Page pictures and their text
_ _ _ _ _ _ _

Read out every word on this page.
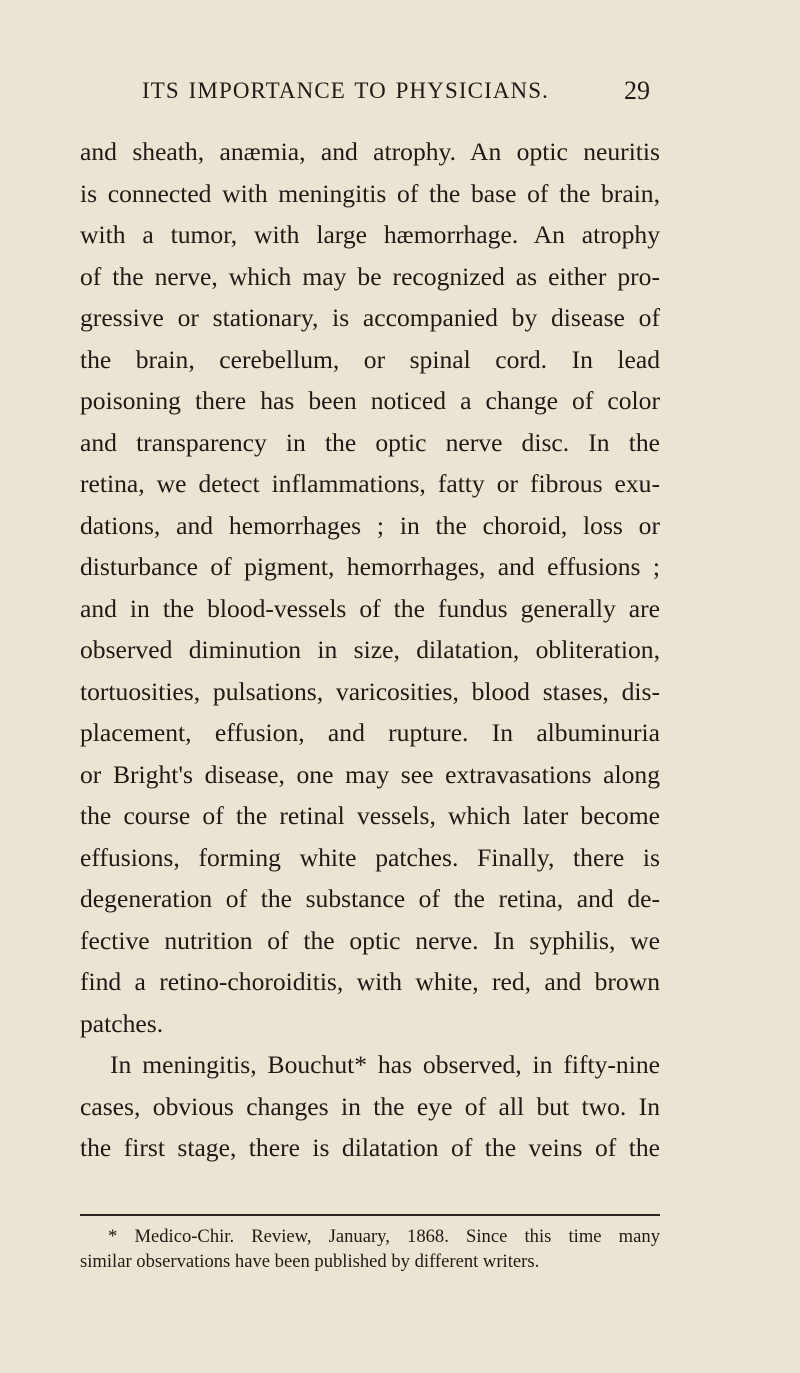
ITS IMPORTANCE TO PHYSICIANS.	29
and sheath, anæmia, and atrophy. An optic neuritis
is connected with meningitis of the base of the brain,
with a tumor, with large hæmorrhage. An atrophy
of the nerve, which may be recognized as either pro-
gressive or stationary, is accompanied by disease of
the brain, cerebellum, or spinal cord. In lead
poisoning there has been noticed a change of color
and transparency in the optic nerve disc. In the
retina, we detect inflammations, fatty or fibrous exu-
dations, and hemorrhages ; in the choroid, loss or
disturbance of pigment, hemorrhages, and effusions ;
and in the blood-vessels of the fundus generally are
observed diminution in size, dilatation, obliteration,
tortuosities, pulsations, varicosities, blood stases, dis-
placement, effusion, and rupture. In albuminuria
or Bright's disease, one may see extravasations along
the course of the retinal vessels, which later become
effusions, forming white patches. Finally, there is
degeneration of the substance of the retina, and de-
fective nutrition of the optic nerve. In syphilis, we
find a retino-choroiditis, with white, red, and brown
patches.
In meningitis, Bouchut* has observed, in fifty-nine
cases, obvious changes in the eye of all but two. In
the first stage, there is dilatation of the veins of the
* Medico-Chir. Review, January, 1868. Since this time many
similar observations have been published by different writers.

_ _ _ _ _ _ _

- _WHAT THE TASK REQUIRES_: Filter the entries and copy each line with "observed".

- _REPLY_:
observed diminution in size, dilatation, obliteration,
In meningitis, Bouchut* has observed, in fifty-nine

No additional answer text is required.